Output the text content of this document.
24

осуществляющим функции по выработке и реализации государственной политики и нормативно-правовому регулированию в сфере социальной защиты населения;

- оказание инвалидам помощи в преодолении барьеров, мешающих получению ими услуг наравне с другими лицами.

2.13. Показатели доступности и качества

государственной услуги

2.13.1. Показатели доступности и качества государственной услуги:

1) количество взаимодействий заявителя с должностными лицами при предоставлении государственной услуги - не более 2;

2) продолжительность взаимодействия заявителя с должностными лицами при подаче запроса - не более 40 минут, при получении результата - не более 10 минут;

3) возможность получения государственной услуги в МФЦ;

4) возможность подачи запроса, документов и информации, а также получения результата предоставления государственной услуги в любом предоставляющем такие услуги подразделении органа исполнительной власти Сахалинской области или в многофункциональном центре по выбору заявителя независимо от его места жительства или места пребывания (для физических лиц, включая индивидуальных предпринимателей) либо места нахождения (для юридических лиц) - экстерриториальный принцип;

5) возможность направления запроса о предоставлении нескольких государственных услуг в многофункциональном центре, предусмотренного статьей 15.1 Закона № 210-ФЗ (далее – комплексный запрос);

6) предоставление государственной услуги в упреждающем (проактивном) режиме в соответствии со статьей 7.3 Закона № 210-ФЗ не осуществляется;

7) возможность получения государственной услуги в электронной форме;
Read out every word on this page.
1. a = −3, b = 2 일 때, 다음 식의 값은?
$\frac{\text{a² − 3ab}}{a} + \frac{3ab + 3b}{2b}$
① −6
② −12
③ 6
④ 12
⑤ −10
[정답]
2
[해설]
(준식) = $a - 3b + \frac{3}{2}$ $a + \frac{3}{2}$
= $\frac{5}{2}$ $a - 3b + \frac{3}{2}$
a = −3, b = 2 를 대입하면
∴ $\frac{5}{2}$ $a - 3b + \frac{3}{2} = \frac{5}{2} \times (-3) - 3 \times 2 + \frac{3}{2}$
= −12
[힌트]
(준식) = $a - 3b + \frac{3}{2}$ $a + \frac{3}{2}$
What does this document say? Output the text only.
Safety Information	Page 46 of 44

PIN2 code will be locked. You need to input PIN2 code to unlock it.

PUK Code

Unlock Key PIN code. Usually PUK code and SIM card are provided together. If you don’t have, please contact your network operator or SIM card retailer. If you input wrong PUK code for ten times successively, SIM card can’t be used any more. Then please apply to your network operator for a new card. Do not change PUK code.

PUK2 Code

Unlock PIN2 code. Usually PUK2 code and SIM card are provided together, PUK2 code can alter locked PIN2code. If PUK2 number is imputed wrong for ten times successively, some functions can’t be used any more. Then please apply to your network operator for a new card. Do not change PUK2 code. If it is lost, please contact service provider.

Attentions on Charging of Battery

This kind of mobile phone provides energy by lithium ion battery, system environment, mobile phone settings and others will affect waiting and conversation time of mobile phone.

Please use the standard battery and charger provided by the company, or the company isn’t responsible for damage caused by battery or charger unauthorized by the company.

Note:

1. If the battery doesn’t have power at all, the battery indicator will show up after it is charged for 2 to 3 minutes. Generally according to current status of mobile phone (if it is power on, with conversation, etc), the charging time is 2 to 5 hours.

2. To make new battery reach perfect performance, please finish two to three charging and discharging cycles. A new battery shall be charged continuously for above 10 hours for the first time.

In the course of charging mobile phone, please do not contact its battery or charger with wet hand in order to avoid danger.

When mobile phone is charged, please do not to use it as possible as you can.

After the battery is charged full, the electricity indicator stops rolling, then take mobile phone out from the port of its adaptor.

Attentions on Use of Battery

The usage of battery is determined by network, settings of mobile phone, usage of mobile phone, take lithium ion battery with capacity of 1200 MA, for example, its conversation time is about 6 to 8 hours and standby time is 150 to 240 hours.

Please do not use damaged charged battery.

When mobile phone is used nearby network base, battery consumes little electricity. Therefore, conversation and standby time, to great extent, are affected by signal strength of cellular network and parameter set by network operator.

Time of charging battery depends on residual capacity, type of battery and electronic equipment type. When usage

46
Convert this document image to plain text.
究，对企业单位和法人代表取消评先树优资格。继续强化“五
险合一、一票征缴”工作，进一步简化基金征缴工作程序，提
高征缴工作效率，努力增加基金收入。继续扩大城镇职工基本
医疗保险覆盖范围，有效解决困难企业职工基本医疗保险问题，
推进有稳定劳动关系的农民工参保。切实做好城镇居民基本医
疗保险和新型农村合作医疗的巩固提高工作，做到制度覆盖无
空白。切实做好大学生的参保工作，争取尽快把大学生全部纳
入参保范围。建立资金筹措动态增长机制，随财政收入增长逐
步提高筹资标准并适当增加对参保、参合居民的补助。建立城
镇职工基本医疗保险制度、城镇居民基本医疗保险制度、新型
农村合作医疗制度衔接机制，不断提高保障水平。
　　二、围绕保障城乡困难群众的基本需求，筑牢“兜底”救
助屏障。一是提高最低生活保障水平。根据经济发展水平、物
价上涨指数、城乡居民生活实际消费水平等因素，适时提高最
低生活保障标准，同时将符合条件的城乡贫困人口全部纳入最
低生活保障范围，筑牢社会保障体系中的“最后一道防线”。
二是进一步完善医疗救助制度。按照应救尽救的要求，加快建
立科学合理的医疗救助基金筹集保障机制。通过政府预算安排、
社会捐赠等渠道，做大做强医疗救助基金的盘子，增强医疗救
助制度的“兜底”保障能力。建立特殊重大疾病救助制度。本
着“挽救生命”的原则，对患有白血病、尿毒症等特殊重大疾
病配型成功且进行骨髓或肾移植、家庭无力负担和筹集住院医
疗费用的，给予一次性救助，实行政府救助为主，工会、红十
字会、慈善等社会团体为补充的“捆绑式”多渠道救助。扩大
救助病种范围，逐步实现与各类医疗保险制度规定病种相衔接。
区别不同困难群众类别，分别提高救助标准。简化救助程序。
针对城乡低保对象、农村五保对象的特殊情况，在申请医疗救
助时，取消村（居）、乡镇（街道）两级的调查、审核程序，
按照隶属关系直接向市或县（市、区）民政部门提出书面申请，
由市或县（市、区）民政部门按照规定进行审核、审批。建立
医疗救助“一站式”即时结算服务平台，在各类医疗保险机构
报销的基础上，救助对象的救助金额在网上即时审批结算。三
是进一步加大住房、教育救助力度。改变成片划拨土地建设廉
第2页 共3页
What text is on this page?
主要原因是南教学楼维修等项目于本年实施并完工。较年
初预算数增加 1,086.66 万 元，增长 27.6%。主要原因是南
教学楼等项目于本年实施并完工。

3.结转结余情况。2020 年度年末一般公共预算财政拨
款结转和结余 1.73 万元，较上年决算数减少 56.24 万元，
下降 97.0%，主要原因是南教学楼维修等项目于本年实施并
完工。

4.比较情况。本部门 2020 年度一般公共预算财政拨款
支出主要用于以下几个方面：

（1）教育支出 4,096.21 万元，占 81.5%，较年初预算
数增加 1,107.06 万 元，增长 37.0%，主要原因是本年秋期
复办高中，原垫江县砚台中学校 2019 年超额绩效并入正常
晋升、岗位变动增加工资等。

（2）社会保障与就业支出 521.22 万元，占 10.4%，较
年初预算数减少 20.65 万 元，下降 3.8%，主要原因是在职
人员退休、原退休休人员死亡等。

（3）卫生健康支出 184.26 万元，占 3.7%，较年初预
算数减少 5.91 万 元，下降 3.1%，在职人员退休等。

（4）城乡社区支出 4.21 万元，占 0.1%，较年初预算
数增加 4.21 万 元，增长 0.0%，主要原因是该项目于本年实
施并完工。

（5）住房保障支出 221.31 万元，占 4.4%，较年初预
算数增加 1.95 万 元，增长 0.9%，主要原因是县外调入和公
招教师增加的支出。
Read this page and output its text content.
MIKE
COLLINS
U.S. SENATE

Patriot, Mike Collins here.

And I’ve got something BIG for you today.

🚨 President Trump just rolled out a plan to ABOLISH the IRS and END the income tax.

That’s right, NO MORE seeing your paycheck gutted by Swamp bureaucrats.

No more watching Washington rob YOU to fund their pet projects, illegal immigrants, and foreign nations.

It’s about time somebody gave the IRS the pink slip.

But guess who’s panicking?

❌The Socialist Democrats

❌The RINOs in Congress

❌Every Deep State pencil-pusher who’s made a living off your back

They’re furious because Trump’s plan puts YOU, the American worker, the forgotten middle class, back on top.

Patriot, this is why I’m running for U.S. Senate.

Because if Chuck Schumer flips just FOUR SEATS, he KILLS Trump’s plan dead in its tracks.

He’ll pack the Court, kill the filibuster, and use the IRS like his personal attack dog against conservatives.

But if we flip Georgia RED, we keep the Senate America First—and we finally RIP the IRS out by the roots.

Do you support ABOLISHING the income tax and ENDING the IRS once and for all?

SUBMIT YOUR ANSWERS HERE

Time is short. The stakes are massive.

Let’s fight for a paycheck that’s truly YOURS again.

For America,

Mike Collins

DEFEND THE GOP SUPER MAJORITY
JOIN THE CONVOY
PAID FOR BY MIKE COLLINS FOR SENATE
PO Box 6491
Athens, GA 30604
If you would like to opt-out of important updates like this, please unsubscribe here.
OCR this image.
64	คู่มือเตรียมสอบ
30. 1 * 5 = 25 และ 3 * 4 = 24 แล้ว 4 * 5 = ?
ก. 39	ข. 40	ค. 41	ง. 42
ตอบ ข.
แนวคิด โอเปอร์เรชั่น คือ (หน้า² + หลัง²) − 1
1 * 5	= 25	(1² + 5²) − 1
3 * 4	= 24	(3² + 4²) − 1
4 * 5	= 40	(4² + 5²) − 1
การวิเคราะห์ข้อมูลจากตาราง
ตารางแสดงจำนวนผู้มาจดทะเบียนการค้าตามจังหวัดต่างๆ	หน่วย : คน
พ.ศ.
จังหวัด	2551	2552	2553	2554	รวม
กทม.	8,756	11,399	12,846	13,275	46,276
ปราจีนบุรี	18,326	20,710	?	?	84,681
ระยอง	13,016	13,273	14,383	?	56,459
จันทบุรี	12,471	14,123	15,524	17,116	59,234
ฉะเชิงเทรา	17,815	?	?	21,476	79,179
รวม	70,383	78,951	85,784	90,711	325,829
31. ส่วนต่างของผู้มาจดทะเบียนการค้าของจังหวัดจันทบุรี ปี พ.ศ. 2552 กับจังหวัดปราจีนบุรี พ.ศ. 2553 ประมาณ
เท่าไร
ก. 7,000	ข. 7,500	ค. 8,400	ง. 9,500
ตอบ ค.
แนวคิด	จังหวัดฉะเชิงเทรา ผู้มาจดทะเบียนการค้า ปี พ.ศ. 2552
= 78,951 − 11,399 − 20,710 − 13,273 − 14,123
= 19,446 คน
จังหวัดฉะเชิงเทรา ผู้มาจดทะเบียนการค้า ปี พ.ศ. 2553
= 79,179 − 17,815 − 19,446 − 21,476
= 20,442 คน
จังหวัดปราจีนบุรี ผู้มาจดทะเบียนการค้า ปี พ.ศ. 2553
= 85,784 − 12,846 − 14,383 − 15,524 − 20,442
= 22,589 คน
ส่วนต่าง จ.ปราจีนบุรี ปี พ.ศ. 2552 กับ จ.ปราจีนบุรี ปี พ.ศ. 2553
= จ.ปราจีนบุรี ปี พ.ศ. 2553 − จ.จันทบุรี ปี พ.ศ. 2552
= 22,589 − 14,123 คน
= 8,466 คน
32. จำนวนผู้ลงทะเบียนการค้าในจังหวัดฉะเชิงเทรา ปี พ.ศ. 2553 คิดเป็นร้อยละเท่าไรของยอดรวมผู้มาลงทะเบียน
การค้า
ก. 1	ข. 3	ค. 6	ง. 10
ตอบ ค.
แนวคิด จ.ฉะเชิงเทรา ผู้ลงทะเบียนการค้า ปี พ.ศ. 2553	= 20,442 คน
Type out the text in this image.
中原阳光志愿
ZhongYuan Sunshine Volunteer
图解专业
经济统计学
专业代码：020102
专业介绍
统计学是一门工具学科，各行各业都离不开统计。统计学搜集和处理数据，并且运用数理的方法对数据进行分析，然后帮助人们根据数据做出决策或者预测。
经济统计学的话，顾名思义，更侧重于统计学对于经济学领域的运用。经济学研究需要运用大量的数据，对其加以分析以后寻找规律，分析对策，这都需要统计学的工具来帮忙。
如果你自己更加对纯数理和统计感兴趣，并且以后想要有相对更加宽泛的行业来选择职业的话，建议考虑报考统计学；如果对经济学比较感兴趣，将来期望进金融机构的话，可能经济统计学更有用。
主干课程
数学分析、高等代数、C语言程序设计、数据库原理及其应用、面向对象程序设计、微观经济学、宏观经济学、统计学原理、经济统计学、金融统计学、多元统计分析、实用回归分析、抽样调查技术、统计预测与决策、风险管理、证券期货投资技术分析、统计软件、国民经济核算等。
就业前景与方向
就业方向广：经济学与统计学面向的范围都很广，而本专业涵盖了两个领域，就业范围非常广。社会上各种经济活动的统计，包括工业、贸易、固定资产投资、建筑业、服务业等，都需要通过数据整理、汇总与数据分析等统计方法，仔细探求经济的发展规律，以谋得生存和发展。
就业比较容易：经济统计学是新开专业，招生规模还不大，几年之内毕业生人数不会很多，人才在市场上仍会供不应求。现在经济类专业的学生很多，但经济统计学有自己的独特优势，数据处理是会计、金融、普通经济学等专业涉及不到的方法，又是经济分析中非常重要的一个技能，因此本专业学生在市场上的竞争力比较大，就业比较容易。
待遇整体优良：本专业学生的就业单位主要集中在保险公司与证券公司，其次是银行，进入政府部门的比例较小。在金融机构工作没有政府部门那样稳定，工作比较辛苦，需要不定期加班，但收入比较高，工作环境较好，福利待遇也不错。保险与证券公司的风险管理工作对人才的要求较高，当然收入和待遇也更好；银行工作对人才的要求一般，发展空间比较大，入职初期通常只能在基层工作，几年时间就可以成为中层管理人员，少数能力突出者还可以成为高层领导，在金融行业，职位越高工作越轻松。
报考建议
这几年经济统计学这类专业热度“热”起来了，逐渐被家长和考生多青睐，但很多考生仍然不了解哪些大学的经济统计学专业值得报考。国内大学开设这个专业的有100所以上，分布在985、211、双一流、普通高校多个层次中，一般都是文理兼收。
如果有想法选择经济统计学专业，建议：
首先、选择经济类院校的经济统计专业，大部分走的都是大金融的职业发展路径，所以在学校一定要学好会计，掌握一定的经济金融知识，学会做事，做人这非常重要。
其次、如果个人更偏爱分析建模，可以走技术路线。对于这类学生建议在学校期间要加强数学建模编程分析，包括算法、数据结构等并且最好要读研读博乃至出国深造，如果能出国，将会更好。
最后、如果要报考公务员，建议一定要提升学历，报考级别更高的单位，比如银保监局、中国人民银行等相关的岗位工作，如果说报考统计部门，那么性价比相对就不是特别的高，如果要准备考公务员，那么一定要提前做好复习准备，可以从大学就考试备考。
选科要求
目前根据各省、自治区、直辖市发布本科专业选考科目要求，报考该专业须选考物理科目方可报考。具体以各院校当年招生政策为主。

______________________________

— EXERCISE BRIEF —
Filter the entries down to the lines with the word "times" in them.

— TASK ANSWER —
∴ $\frac{5}{2}$ $a - 3b + \frac{3}{2} = \frac{5}{2} \times (-3) - 3 \times 2 + \frac{3}{2}$
Unlock Key PIN code. Usually PUK code and SIM card are provided together. If you don’t have, please contact your network operator or SIM card retailer. If you input wrong PUK code for ten times successively, SIM card can’t be used any more. Then please apply to your network operator for a new card. Do not change PUK code.
Unlock PIN2 code. Usually PUK2 code and SIM card are provided together, PUK2 code can alter locked PIN2code. If PUK2 number is imputed wrong for ten times successively, some functions can’t be used any more. Then please apply to your network operator for a new card. Do not change PUK2 code. If it is lost, please contact service provider.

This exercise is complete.